» TO BE DONE: Copy out every line of the records where the string "this" occurs.
----- MATERIALS PROVIDED
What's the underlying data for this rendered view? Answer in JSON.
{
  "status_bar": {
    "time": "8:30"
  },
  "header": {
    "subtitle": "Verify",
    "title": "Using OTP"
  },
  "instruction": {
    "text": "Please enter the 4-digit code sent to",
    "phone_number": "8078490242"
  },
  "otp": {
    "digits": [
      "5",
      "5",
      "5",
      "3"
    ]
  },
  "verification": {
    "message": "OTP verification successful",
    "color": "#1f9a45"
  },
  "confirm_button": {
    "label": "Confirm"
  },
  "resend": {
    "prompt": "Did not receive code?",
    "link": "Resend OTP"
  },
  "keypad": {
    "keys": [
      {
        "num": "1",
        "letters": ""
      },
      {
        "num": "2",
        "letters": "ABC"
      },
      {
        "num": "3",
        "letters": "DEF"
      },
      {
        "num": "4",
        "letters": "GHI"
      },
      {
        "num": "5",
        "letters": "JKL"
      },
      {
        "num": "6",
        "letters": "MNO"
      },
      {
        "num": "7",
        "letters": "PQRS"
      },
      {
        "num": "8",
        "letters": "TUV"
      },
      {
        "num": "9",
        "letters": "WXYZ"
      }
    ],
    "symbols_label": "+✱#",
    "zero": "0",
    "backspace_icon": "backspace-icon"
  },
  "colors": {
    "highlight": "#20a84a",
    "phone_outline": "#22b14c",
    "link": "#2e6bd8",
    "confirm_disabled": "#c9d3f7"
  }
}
----------
----- MATERIALS PROVIDED
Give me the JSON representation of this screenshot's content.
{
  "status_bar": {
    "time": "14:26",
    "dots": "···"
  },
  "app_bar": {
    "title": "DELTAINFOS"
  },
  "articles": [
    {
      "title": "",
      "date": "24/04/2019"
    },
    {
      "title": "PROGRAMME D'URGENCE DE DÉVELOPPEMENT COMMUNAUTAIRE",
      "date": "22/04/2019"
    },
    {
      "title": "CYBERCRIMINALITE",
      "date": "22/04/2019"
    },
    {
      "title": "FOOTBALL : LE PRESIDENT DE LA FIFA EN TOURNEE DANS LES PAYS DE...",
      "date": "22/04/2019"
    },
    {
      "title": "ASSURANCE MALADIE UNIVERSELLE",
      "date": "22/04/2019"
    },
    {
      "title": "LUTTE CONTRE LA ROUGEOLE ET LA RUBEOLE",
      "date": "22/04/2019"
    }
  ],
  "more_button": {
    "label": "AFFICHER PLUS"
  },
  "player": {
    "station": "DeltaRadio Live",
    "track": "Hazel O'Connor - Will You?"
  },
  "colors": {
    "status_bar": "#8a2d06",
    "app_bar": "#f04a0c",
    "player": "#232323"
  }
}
----------
» EXERCISE RESULT:
What's the underlying data for this rendered view? Answer in JSON.
Give me the JSON representation of this screenshot's content.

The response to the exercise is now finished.